**WRITTEN INSTRUCTION:** Make an exact copy of all the material below, apart from the pictures.

───── DATA SHOWN ─────

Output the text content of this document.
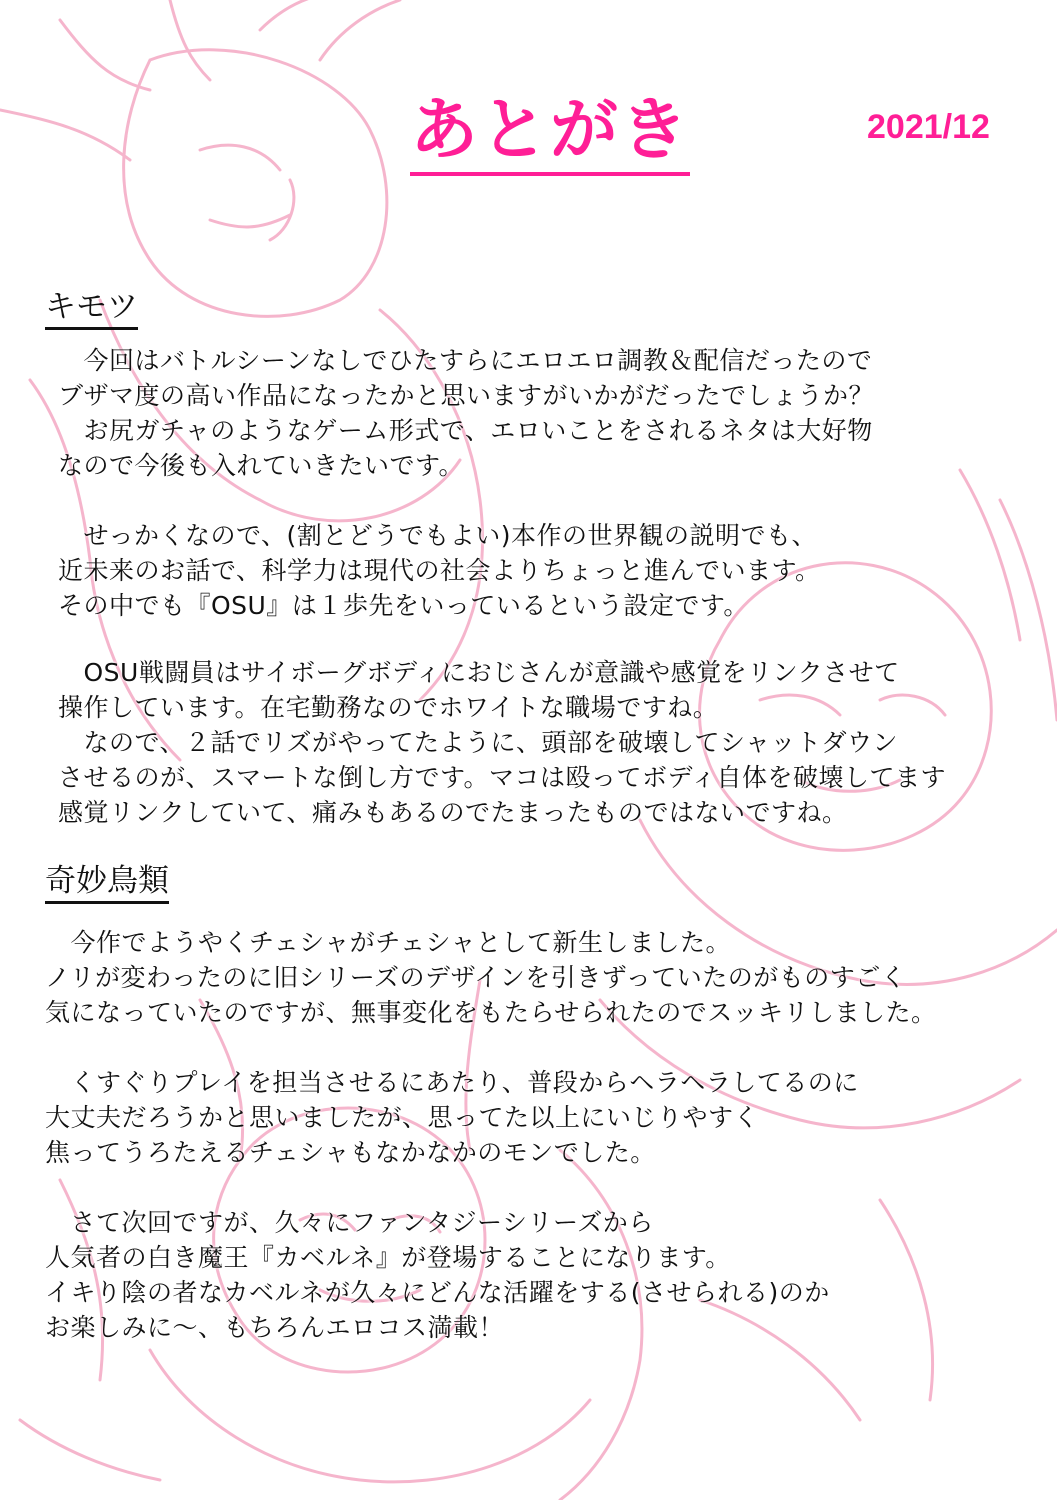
あとがき	2021/12
キモツ
　今回はバトルシーンなしでひたすらにエロエロ調教＆配信だったので
ブザマ度の高い作品になったかと思いますがいかがだったでしょうか？
　お尻ガチャのようなゲーム形式で、エロいことをされるネタは大好物
なので今後も入れていきたいです。
　せっかくなので、(割とどうでもよい)本作の世界観の説明でも、
近未来のお話で、科学力は現代の社会よりちょっと進んでいます。
その中でも『OSU』は１歩先をいっているという設定です。
　OSU戦闘員はサイボーグボディにおじさんが意識や感覚をリンクさせて
操作しています。在宅勤務なのでホワイトな職場ですね。
　なので、２話でリズがやってたように、頭部を破壊してシャットダウン
させるのが、スマートな倒し方です。マコは殴ってボディ自体を破壊してます
感覚リンクしていて、痛みもあるのでたまったものではないですね。
奇妙鳥類
　今作でようやくチェシャがチェシャとして新生しました。
ノリが変わったのに旧シリーズのデザインを引きずっていたのがものすごく
気になっていたのですが、無事変化をもたらせられたのでスッキリしました。
　くすぐりプレイを担当させるにあたり、普段からヘラヘラしてるのに
大丈夫だろうかと思いましたが、思ってた以上にいじりやすく
焦ってうろたえるチェシャもなかなかのモンでした。
　さて次回ですが、久々にファンタジーシリーズから
人気者の白き魔王『カベルネ』が登場することになります。
イキり陰の者なカベルネが久々にどんな活躍をする(させられる)のか
お楽しみに〜、もちろんエロコス満載！
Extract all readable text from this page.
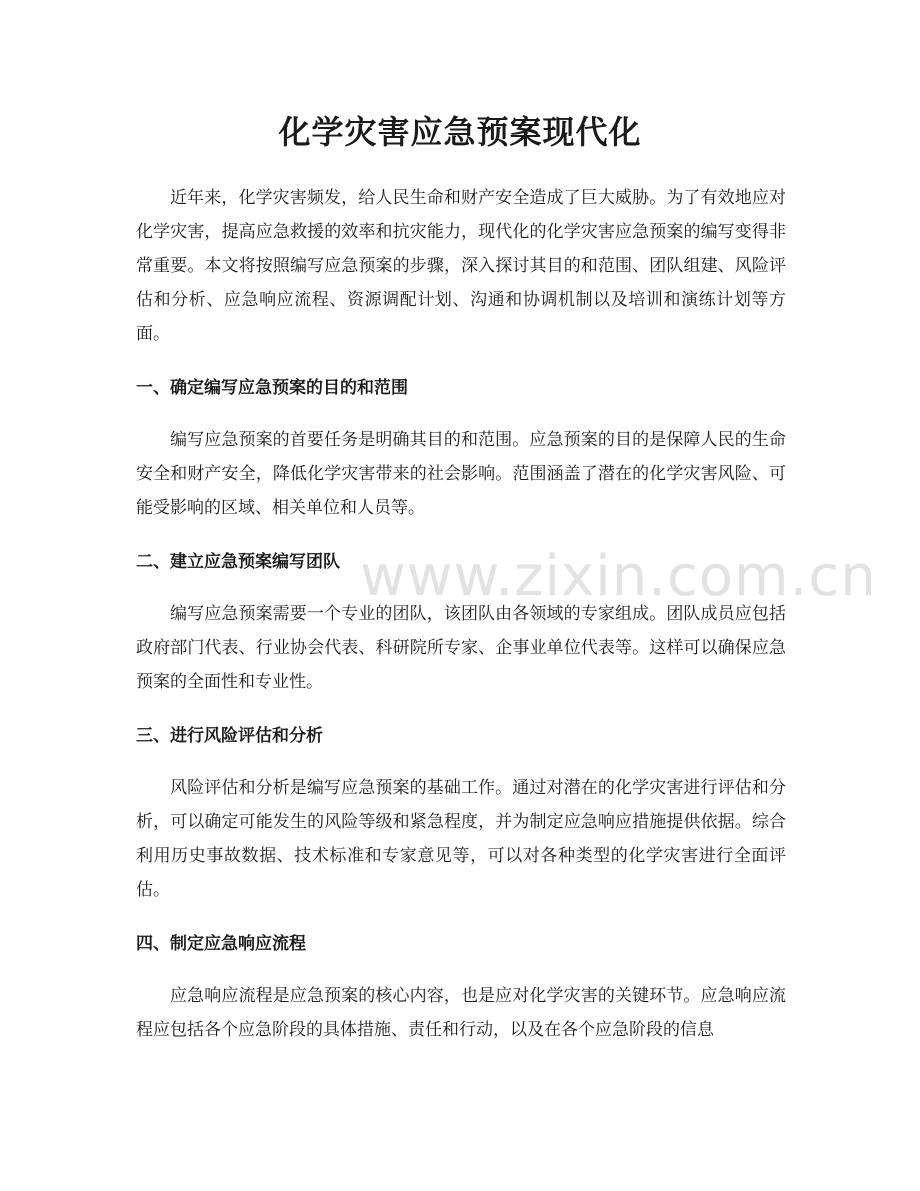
化学灾害应急预案现代化

近年来，化学灾害频发，给人民生命和财产安全造成了巨大威胁。为了有效地应对化学灾害，提高应急救援的效率和抗灾能力，现代化的化学灾害应急预案的编写变得非常重要。本文将按照编写应急预案的步骤，深入探讨其目的和范围、团队组建、风险评估和分析、应急响应流程、资源调配计划、沟通和协调机制以及培训和演练计划等方面。

一、确定编写应急预案的目的和范围

编写应急预案的首要任务是明确其目的和范围。应急预案的目的是保障人民的生命安全和财产安全，降低化学灾害带来的社会影响。范围涵盖了潜在的化学灾害风险、可能受影响的区域、相关单位和人员等。

二、建立应急预案编写团队

编写应急预案需要一个专业的团队，该团队由各领域的专家组成。团队成员应包括政府部门代表、行业协会代表、科研院所专家、企事业单位代表等。这样可以确保应急预案的全面性和专业性。

三、进行风险评估和分析

风险评估和分析是编写应急预案的基础工作。通过对潜在的化学灾害进行评估和分析，可以确定可能发生的风险等级和紧急程度，并为制定应急响应措施提供依据。综合利用历史事故数据、技术标准和专家意见等，可以对各种类型的化学灾害进行全面评估。

四、制定应急响应流程

应急响应流程是应急预案的核心内容，也是应对化学灾害的关键环节。应急响应流程应包括各个应急阶段的具体措施、责任和行动，以及在各个应急阶段的信息

www.zixin.com.cn
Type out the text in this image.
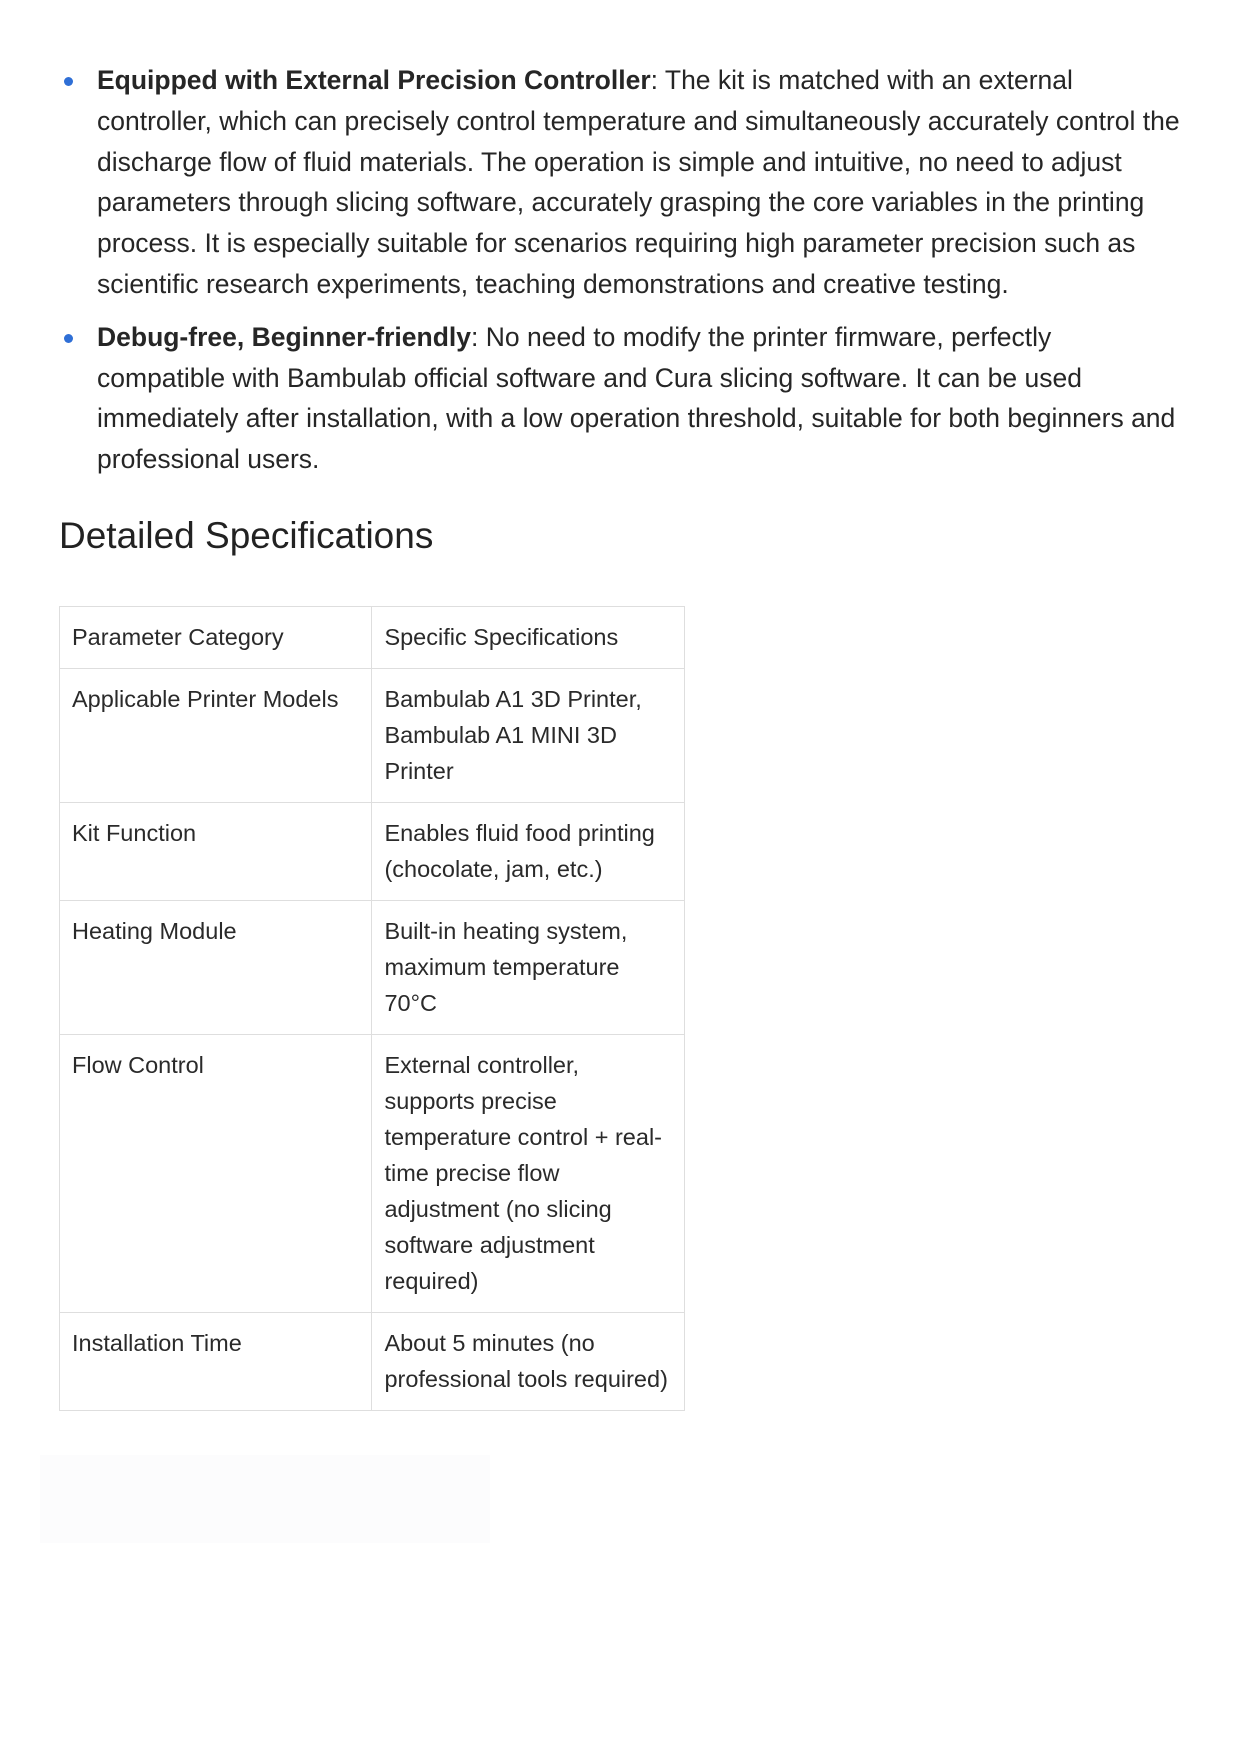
Equipped with External Precision Controller: The kit is matched with an external controller, which can precisely control temperature and simultaneously accurately control the discharge flow of fluid materials. The operation is simple and intuitive, no need to adjust parameters through slicing software, accurately grasping the core variables in the printing process. It is especially suitable for scenarios requiring high parameter precision such as scientific research experiments, teaching demonstrations and creative testing.
Debug-free, Beginner-friendly: No need to modify the printer firmware, perfectly compatible with Bambulab official software and Cura slicing software. It can be used immediately after installation, with a low operation threshold, suitable for both beginners and professional users.
Detailed Specifications
Parameter Category	Specific Specifications
Applicable Printer Models	Bambulab A1 3D Printer, Bambulab A1 MINI 3D Printer
Kit Function	Enables fluid food printing (chocolate, jam, etc.)
Heating Module	Built-in heating system, maximum temperature 70°C
Flow Control	External controller, supports precise temperature control + real-time precise flow adjustment (no slicing software adjustment required)
Installation Time	About 5 minutes (no professional tools required)
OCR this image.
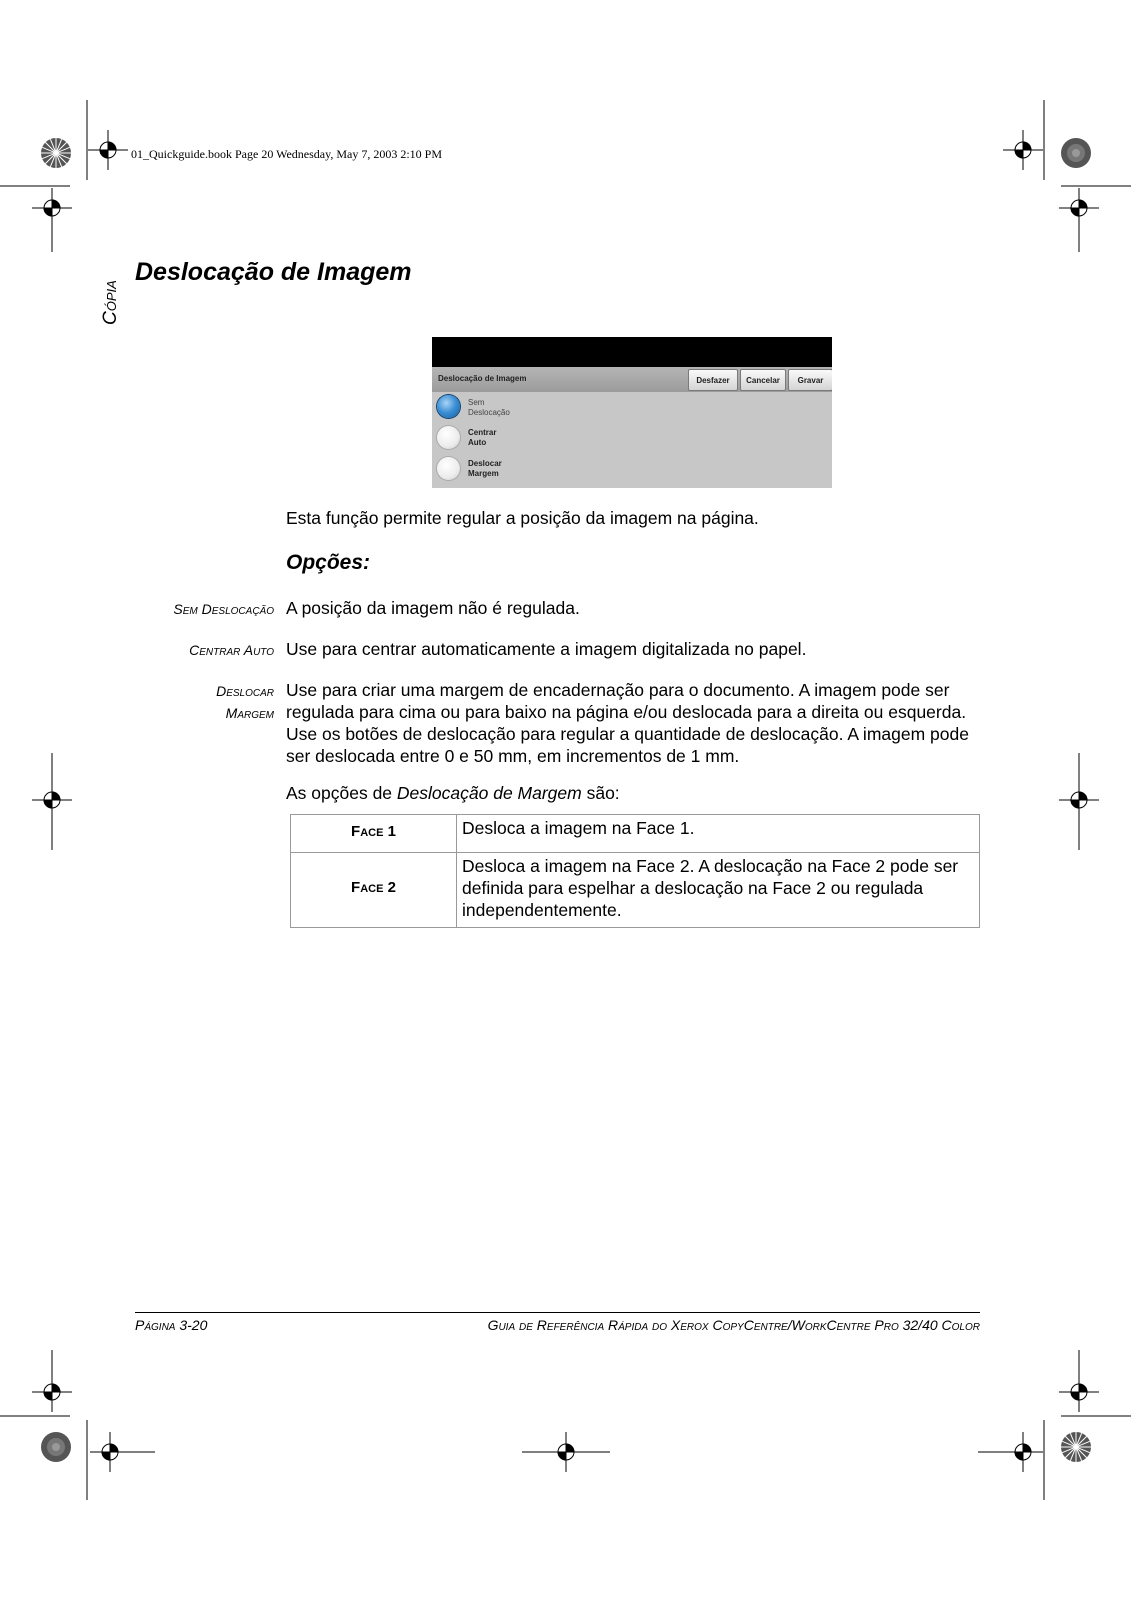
01_Quickguide.book Page 20 Wednesday, May 7, 2003 2:10 PM
Cópia
Deslocação de Imagem
Deslocação de Imagem	Desfazer	Cancelar	Gravar
Sem
Deslocação
Centrar
Auto
Deslocar
Margem
Esta função permite regular a posição da imagem na página.
Opções:
Sem Deslocação A posição da imagem não é regulada.
Centrar Auto Use para centrar automaticamente a imagem digitalizada no papel.
Deslocar
Margem
Use para criar uma margem de encadernação para o documento. A imagem pode ser regulada para cima ou para baixo na página e/ou deslocada para a direita ou esquerda. Use os botões de deslocação para regular a quantidade de deslocação. A imagem pode ser deslocada entre 0 e 50 mm, em incrementos de 1 mm.
As opções de Deslocação de Margem são:
Face 1	Desloca a imagem na Face 1.
Face 2	Desloca a imagem na Face 2. A deslocação na Face 2 pode ser definida para espelhar a deslocação na Face 2 ou regulada independentemente.
Página 3-20	Guia de Referência Rápida do Xerox CopyCentre/WorkCentre Pro 32/40 Color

─────

**THE RESULT:**
Output the text content of this document.
あとがき	2021/12
キモツ
　今回はバトルシーンなしでひたすらにエロエロ調教＆配信だったので
ブザマ度の高い作品になったかと思いますがいかがだったでしょうか？
　お尻ガチャのようなゲーム形式で、エロいことをされるネタは大好物
なので今後も入れていきたいです。
　せっかくなので、(割とどうでもよい)本作の世界観の説明でも、
近未来のお話で、科学力は現代の社会よりちょっと進んでいます。
その中でも『OSU』は１歩先をいっているという設定です。
　OSU戦闘員はサイボーグボディにおじさんが意識や感覚をリンクさせて
操作しています。在宅勤務なのでホワイトな職場ですね。
　なので、２話でリズがやってたように、頭部を破壊してシャットダウン
させるのが、スマートな倒し方です。マコは殴ってボディ自体を破壊してます
感覚リンクしていて、痛みもあるのでたまったものではないですね。
奇妙鳥類
　今作でようやくチェシャがチェシャとして新生しました。
ノリが変わったのに旧シリーズのデザインを引きずっていたのがものすごく
気になっていたのですが、無事変化をもたらせられたのでスッキリしました。
　くすぐりプレイを担当させるにあたり、普段からヘラヘラしてるのに
大丈夫だろうかと思いましたが、思ってた以上にいじりやすく
焦ってうろたえるチェシャもなかなかのモンでした。
　さて次回ですが、久々にファンタジーシリーズから
人気者の白き魔王『カベルネ』が登場することになります。
イキり陰の者なカベルネが久々にどんな活躍をする(させられる)のか
お楽しみに〜、もちろんエロコス満載！
Extract all readable text from this page.
化学灾害应急预案现代化

近年来，化学灾害频发，给人民生命和财产安全造成了巨大威胁。为了有效地应对化学灾害，提高应急救援的效率和抗灾能力，现代化的化学灾害应急预案的编写变得非常重要。本文将按照编写应急预案的步骤，深入探讨其目的和范围、团队组建、风险评估和分析、应急响应流程、资源调配计划、沟通和协调机制以及培训和演练计划等方面。

一、确定编写应急预案的目的和范围

编写应急预案的首要任务是明确其目的和范围。应急预案的目的是保障人民的生命安全和财产安全，降低化学灾害带来的社会影响。范围涵盖了潜在的化学灾害风险、可能受影响的区域、相关单位和人员等。

二、建立应急预案编写团队

编写应急预案需要一个专业的团队，该团队由各领域的专家组成。团队成员应包括政府部门代表、行业协会代表、科研院所专家、企事业单位代表等。这样可以确保应急预案的全面性和专业性。

三、进行风险评估和分析

风险评估和分析是编写应急预案的基础工作。通过对潜在的化学灾害进行评估和分析，可以确定可能发生的风险等级和紧急程度，并为制定应急响应措施提供依据。综合利用历史事故数据、技术标准和专家意见等，可以对各种类型的化学灾害进行全面评估。

四、制定应急响应流程

应急响应流程是应急预案的核心内容，也是应对化学灾害的关键环节。应急响应流程应包括各个应急阶段的具体措施、责任和行动，以及在各个应急阶段的信息

www.zixin.com.cn
Type out the text in this image.
Equipped with External Precision Controller: The kit is matched with an external controller, which can precisely control temperature and simultaneously accurately control the discharge flow of fluid materials. The operation is simple and intuitive, no need to adjust parameters through slicing software, accurately grasping the core variables in the printing process. It is especially suitable for scenarios requiring high parameter precision such as scientific research experiments, teaching demonstrations and creative testing.
Debug-free, Beginner-friendly: No need to modify the printer firmware, perfectly compatible with Bambulab official software and Cura slicing software. It can be used immediately after installation, with a low operation threshold, suitable for both beginners and professional users.
Detailed Specifications
Parameter Category	Specific Specifications
Applicable Printer Models	Bambulab A1 3D Printer, Bambulab A1 MINI 3D Printer
Kit Function	Enables fluid food printing (chocolate, jam, etc.)
Heating Module	Built-in heating system, maximum temperature 70°C
Flow Control	External controller, supports precise temperature control + real-time precise flow adjustment (no slicing software adjustment required)
Installation Time	About 5 minutes (no professional tools required)
OCR this image.
01_Quickguide.book Page 20 Wednesday, May 7, 2003 2:10 PM
Cópia
Deslocação de Imagem
Deslocação de Imagem	Desfazer	Cancelar	Gravar
Sem
Deslocação
Centrar
Auto
Deslocar
Margem
Esta função permite regular a posição da imagem na página.
Opções:
Sem Deslocação A posição da imagem não é regulada.
Centrar Auto Use para centrar automaticamente a imagem digitalizada no papel.
Deslocar
Margem
Use para criar uma margem de encadernação para o documento. A imagem pode ser regulada para cima ou para baixo na página e/ou deslocada para a direita ou esquerda. Use os botões de deslocação para regular a quantidade de deslocação. A imagem pode ser deslocada entre 0 e 50 mm, em incrementos de 1 mm.
As opções de Deslocação de Margem são:
Face 1	Desloca a imagem na Face 1.
Face 2	Desloca a imagem na Face 2. A deslocação na Face 2 pode ser definida para espelhar a deslocação na Face 2 ou regulada independentemente.
Página 3-20	Guia de Referência Rápida do Xerox CopyCentre/WorkCentre Pro 32/40 Color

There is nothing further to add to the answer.